◆ **Quoted passage**:

***

Wednesday, December 04, 2013

Walter Williams: Blacks and Obama

Re-posted by Nicholas Stix

I posted three comments at Town Hall about this column, and in response to a Republican.

1. First of all, as I have said since 1/20/09, I do not see “Obama” ever voluntarily leaving the White House. Second, I do not see electing a black president as a legitimate option. Colin Powell was supposedly the ideal black public figure, and I was ready to vote for him in 1996, had he not chickened out. What a mistake that would have been. The man turned out to be a treacherous, affirmative action racist, and had been an incompetent in the Army, who had to be bailed out by Republicans. As another reader remarked, every city that a black has run, he has into the ground. And those cities were not going downhill, until they were swamped with blacks.

2. With all due respect to Walter Williams, I think it was a mistake integrating the big leagues. The forced “integration” of society (including Brown v. Board of Education), and the apartheid system of Jim Snow that arose from it, would not have come to pass without Jackie Robinson. By the way, Robinson then leveraged his baseball career into a public career as an affirmative action, black power Republican (as strange as that sounds).

Number three was in response to a brain-dead Republican reader.

TLG62 Wrote: 16 minutes ago (8:28 AM)

Race is not destroying race-relations, the faux victimhood culture is, the degenerate culture is, the government dependency culture is, the “not my fault” culture is, and the people without self-value, integrity, and personal responsibility is.

All these things that are causing the failure are being brought to you by the liberal ideology because they want to be your savior and take control of your life.

You can’t fix something if there is not a problem, so liberals produce the problems.


N.S.: So, we should look at race relations in a race-blind fashion? Thus, we could have a society which was composed 100 percent of blacks, and it would function just as well as America did, circa 1950, as long as it had the right ideology. Detroit was run by liberal Democrats for generations, and did just fine. You are apparently unaware that you are a self-caricature of a deluded Republican. I don’t who is worse, racial socialists like Obama, or brain-dead Republicans like you.

I have no idea if the thread Nazis left my comments up.

***

◆ **Written problem a**: Reproduce word for word the part of the blog post on Walter Williams's column between "N.S.: So, we" and "Republicans like you.", inclusive.
The blog post and the records are independent of each other.

(Item position entries)

***

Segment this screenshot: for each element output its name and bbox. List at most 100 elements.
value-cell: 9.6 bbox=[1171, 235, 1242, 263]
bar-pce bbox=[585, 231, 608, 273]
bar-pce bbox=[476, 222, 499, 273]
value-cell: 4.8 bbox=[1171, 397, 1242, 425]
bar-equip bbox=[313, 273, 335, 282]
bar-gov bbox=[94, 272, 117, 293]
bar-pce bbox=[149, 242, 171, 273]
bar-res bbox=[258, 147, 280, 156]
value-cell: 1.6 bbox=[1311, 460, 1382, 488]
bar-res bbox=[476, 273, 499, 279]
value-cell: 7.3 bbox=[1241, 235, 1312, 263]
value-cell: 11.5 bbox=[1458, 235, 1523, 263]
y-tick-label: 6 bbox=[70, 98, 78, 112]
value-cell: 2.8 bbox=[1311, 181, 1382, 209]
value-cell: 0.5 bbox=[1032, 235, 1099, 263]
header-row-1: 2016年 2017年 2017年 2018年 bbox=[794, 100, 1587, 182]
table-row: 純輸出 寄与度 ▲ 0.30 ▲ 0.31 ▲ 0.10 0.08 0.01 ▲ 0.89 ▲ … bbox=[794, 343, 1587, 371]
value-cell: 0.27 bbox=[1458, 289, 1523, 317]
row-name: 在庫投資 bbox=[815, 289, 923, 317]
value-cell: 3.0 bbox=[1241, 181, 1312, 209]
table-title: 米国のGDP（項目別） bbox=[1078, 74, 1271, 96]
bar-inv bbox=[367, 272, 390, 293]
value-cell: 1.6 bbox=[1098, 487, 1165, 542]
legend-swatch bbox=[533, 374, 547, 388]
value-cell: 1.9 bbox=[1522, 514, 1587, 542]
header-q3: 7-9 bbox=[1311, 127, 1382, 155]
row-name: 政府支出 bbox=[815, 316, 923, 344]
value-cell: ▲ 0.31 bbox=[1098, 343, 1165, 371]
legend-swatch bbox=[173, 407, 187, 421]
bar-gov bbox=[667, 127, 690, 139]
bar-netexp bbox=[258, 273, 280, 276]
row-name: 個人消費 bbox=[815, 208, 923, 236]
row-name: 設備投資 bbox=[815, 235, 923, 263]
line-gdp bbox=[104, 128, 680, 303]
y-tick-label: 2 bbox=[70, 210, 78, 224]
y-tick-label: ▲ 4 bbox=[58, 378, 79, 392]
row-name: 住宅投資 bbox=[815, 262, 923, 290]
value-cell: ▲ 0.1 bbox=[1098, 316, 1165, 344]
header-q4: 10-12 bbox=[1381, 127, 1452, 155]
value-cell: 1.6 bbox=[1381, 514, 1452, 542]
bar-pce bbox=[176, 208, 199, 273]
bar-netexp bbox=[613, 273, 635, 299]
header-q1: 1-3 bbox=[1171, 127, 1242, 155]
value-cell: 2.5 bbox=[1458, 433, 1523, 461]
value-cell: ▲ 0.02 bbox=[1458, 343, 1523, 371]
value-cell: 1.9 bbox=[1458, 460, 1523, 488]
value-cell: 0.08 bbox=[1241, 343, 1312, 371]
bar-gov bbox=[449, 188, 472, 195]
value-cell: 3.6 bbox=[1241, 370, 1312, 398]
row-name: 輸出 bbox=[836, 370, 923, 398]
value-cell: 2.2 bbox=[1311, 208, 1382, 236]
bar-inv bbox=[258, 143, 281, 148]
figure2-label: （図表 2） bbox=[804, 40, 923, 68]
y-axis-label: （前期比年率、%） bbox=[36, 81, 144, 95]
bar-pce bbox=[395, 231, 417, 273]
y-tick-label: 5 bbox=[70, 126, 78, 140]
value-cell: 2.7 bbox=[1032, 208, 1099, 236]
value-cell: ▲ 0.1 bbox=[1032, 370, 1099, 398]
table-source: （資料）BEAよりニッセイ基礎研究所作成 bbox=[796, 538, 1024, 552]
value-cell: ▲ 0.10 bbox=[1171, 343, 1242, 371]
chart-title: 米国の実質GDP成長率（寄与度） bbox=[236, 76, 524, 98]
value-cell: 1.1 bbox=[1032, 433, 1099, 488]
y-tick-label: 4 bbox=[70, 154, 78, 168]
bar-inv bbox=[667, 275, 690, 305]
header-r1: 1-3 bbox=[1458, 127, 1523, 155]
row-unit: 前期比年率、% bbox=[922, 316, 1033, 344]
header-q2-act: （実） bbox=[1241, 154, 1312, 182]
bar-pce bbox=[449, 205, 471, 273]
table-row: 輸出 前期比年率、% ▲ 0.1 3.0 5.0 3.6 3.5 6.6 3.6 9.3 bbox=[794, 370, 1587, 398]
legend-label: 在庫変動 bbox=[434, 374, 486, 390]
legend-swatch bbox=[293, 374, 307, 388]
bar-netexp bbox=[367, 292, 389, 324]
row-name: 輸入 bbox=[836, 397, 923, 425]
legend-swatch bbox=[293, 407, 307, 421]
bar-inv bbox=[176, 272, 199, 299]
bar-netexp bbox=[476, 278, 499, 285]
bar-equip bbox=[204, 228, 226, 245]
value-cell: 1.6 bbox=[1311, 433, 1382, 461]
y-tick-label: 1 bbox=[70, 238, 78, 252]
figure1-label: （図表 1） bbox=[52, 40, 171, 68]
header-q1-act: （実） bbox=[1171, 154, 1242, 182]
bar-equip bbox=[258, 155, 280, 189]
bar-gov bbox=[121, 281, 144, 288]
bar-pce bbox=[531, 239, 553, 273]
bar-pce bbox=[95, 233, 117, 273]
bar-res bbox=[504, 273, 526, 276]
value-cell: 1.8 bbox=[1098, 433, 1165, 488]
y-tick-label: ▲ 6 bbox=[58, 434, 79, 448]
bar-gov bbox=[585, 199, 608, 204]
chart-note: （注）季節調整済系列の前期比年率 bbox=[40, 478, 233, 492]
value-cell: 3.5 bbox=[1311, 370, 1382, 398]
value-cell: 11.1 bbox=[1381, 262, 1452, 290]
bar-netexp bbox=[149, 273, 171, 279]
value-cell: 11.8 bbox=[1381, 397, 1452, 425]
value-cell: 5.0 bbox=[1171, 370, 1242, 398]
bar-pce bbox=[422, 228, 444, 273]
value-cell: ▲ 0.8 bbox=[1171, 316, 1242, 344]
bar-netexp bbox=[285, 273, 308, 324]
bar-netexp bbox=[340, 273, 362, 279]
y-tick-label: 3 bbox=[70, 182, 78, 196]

***

◆ **Written problem b**: Rewrite the records as a JSON list of strings, one per line and omitting blank lines, from the first line of the records through the line holding "bar-gov bbox=[449, 188, 472, 195]", inclusive.

◆ **Complete answer a**:
N.S.: So, we should look at race relations in a race-blind fashion? Thus, we could have a society which was composed 100 percent of blacks, and it would function just as well as America did, circa 1950, as long as it had the right ideology. Detroit was run by liberal Democrats for generations, and did just fine. You are apparently unaware that you are a self-caricature of a deluded Republican. I don’t who is worse, racial socialists like Obama, or brain-dead Republicans like you.

◆ **Complete answer b**:
[
  "Segment this screenshot: for each element output its name and bbox. List at most 100 elements.",
  "value-cell: 9.6 bbox=[1171, 235, 1242, 263]",
  "bar-pce bbox=[585, 231, 608, 273]",
  "bar-pce bbox=[476, 222, 499, 273]",
  "value-cell: 4.8 bbox=[1171, 397, 1242, 425]",
  "bar-equip bbox=[313, 273, 335, 282]",
  "bar-gov bbox=[94, 272, 117, 293]",
  "bar-pce bbox=[149, 242, 171, 273]",
  "bar-res bbox=[258, 147, 280, 156]",
  "value-cell: 1.6 bbox=[1311, 460, 1382, 488]",
  "bar-res bbox=[476, 273, 499, 279]",
  "value-cell: 7.3 bbox=[1241, 235, 1312, 263]",
  "value-cell: 11.5 bbox=[1458, 235, 1523, 263]",
  "y-tick-label: 6 bbox=[70, 98, 78, 112]",
  "value-cell: 2.8 bbox=[1311, 181, 1382, 209]",
  "value-cell: 0.5 bbox=[1032, 235, 1099, 263]",
  "header-row-1: 2016年 2017年 2017年 2018年 bbox=[794, 100, 1587, 182]",
  "table-row: 純輸出 寄与度 ▲ 0.30 ▲ 0.31 ▲ 0.10 0.08 0.01 ▲ 0.89 ▲ … bbox=[794, 343, 1587, 371]",
  "value-cell: 0.27 bbox=[1458, 289, 1523, 317]",
  "row-name: 在庫投資 bbox=[815, 289, 923, 317]",
  "value-cell: 3.0 bbox=[1241, 181, 1312, 209]",
  "table-title: 米国のGDP（項目別） bbox=[1078, 74, 1271, 96]",
  "bar-inv bbox=[367, 272, 390, 293]",
  "value-cell: 1.6 bbox=[1098, 487, 1165, 542]",
  "legend-swatch bbox=[533, 374, 547, 388]",
  "value-cell: 1.9 bbox=[1522, 514, 1587, 542]",
  "header-q3: 7-9 bbox=[1311, 127, 1382, 155]",
  "row-name: 政府支出 bbox=[815, 316, 923, 344]",
  "value-cell: ▲ 0.31 bbox=[1098, 343, 1165, 371]",
  "legend-swatch bbox=[173, 407, 187, 421]",
  "bar-gov bbox=[667, 127, 690, 139]",
  "bar-netexp bbox=[258, 273, 280, 276]",
  "row-name: 個人消費 bbox=[815, 208, 923, 236]",
  "row-name: 設備投資 bbox=[815, 235, 923, 263]",
  "line-gdp bbox=[104, 128, 680, 303]",
  "y-tick-label: 2 bbox=[70, 210, 78, 224]",
  "y-tick-label: ▲ 4 bbox=[58, 378, 79, 392]",
  "row-name: 住宅投資 bbox=[815, 262, 923, 290]",
  "value-cell: ▲ 0.1 bbox=[1098, 316, 1165, 344]",
  "header-q4: 10-12 bbox=[1381, 127, 1452, 155]",
  "value-cell: 1.6 bbox=[1381, 514, 1452, 542]",
  "bar-pce bbox=[176, 208, 199, 273]",
  "bar-netexp bbox=[613, 273, 635, 299]",
  "header-q1: 1-3 bbox=[1171, 127, 1242, 155]",
  "value-cell: 2.5 bbox=[1458, 433, 1523, 461]",
  "value-cell: ▲ 0.02 bbox=[1458, 343, 1523, 371]",
  "value-cell: 1.9 bbox=[1458, 460, 1523, 488]",
  "value-cell: 0.08 bbox=[1241, 343, 1312, 371]",
  "bar-gov bbox=[449, 188, 472, 195]"
]